▶ [GIVEN INSTRUCTION]: Collect each line holding the string "选择一个账户".

=====

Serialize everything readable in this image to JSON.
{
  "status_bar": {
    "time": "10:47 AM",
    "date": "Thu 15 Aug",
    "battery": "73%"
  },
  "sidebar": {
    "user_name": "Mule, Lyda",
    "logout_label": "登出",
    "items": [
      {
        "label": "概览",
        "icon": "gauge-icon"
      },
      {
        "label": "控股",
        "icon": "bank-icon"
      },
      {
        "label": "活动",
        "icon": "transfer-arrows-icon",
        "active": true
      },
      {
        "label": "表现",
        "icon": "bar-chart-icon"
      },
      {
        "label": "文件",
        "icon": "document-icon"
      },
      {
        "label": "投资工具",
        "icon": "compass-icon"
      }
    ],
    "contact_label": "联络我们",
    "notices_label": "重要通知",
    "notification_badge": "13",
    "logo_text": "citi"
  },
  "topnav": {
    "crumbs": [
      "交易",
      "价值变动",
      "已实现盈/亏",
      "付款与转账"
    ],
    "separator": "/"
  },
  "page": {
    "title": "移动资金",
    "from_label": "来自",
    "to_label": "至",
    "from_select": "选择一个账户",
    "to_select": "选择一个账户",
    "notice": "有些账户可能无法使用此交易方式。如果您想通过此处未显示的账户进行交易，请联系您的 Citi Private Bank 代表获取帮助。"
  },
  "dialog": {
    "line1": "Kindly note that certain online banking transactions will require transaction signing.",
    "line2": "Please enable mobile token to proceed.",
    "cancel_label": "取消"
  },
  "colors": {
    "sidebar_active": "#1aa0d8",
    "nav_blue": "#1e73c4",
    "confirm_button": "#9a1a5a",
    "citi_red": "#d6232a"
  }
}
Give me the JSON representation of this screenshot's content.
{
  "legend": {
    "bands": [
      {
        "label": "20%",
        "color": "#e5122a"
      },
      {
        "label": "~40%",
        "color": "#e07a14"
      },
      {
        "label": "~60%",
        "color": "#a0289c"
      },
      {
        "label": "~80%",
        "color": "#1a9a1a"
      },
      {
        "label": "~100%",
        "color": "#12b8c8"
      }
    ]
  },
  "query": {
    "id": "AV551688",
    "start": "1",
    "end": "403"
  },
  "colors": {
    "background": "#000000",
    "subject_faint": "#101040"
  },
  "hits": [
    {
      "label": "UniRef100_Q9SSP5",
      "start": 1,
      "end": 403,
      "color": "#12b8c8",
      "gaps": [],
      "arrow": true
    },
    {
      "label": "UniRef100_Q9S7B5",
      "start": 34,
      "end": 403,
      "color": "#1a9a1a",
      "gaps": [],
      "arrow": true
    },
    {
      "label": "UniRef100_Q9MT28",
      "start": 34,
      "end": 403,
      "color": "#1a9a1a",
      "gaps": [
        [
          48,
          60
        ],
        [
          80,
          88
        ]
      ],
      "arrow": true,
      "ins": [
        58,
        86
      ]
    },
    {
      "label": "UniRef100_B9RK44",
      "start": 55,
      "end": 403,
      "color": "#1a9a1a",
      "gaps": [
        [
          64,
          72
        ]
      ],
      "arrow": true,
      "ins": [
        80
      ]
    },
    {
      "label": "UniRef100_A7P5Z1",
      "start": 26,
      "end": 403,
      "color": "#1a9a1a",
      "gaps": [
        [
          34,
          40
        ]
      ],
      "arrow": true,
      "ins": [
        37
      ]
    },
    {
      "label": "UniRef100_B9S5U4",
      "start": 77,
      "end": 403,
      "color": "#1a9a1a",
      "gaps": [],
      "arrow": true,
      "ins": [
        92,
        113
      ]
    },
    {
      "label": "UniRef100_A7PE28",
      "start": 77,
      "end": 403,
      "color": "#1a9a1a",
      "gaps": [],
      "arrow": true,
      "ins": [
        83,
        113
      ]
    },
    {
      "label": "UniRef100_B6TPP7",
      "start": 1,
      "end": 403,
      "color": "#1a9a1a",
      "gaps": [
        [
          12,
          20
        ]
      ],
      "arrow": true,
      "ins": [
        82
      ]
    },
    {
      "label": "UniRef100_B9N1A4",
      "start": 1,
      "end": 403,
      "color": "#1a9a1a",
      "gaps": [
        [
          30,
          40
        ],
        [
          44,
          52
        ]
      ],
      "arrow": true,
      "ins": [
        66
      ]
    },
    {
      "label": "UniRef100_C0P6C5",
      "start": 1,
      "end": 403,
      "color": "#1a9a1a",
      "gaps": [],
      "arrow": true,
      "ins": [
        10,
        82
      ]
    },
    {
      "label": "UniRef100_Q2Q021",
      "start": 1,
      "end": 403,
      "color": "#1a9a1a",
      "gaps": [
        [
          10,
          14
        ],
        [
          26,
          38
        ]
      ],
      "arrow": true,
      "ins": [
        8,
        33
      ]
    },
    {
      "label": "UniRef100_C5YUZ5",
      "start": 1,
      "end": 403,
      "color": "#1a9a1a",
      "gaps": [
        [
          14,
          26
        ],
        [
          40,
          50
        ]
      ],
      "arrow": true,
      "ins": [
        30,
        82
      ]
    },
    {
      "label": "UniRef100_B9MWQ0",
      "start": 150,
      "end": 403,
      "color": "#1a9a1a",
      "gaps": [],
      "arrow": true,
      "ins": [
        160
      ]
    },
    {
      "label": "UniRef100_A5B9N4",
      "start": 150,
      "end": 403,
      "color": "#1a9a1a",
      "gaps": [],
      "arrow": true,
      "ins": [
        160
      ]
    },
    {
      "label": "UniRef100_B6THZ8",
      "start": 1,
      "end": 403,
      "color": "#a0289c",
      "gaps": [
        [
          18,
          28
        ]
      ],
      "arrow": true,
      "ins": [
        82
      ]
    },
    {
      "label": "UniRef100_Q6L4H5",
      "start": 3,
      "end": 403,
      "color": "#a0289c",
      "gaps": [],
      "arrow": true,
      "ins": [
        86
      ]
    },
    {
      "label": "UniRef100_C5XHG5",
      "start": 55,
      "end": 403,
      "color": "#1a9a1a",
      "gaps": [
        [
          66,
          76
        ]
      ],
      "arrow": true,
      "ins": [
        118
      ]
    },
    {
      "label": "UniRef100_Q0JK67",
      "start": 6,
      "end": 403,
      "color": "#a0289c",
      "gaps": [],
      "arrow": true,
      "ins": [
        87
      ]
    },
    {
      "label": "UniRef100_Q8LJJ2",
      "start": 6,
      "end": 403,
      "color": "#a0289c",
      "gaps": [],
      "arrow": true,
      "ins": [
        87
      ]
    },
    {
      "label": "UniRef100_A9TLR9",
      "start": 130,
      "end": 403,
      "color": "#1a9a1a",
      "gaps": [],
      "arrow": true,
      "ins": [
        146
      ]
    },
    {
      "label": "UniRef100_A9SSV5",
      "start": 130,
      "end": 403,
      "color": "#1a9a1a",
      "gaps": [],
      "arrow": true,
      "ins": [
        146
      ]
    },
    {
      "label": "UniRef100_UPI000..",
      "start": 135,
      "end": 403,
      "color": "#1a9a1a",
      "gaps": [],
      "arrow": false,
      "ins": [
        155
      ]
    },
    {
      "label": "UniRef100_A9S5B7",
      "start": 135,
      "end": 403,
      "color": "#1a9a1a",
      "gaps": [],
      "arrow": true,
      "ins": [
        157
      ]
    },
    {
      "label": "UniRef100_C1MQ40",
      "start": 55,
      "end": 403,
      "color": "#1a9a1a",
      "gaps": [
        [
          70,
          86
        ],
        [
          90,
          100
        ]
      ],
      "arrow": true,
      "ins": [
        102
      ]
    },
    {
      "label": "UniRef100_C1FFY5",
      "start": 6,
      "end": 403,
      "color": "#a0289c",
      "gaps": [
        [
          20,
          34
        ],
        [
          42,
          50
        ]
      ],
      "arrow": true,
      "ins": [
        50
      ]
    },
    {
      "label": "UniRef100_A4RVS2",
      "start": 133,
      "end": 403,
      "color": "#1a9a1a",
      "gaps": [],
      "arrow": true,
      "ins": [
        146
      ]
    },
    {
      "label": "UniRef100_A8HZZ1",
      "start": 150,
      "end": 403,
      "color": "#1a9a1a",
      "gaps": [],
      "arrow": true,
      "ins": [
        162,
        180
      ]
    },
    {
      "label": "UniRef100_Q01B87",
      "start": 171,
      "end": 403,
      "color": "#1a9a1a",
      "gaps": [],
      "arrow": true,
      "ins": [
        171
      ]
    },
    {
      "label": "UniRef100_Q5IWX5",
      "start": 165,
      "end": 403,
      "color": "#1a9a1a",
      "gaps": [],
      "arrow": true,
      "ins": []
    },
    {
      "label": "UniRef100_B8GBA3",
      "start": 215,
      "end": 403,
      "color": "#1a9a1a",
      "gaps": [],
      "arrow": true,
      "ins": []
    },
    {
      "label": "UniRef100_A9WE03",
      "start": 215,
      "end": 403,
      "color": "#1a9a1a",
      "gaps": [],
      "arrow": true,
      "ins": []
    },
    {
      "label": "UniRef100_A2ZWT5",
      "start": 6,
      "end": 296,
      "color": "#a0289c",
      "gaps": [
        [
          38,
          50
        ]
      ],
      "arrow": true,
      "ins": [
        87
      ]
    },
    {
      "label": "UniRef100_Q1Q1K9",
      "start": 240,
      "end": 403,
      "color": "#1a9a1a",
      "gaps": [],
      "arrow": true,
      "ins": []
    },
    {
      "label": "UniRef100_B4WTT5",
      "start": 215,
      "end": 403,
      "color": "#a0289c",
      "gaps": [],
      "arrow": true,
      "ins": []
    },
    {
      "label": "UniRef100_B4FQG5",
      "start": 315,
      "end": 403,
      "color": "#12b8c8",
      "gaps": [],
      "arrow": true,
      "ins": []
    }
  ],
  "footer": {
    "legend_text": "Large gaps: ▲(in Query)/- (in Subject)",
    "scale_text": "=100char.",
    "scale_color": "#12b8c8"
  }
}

=====

▶ [TASK ANSWER]:
    "from_select": "选择一个账户",
    "to_select": "选择一个账户",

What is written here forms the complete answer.